↓

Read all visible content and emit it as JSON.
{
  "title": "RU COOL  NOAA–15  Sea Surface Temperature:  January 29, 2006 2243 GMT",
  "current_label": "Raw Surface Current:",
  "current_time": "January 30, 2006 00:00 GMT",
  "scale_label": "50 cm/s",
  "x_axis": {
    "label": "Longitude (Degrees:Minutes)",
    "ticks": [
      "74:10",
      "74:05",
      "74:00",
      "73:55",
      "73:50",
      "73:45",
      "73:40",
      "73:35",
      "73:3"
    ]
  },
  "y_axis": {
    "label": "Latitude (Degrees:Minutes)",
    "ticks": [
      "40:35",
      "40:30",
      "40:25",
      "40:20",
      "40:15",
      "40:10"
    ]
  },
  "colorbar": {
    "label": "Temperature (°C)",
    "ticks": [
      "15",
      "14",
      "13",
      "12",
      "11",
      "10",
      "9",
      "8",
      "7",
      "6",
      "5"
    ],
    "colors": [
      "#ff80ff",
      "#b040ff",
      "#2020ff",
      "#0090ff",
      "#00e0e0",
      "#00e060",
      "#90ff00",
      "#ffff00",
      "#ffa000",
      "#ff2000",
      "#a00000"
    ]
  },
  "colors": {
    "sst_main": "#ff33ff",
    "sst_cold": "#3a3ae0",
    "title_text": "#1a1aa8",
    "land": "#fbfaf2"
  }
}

↑

Exercise goal: Pull out all lines of the data with the string "Surface".

Exercise result:
  "title": "RU COOL  NOAA–15  Sea Surface Temperature:  January 29, 2006 2243 GMT",
  "current_label": "Raw Surface Current:",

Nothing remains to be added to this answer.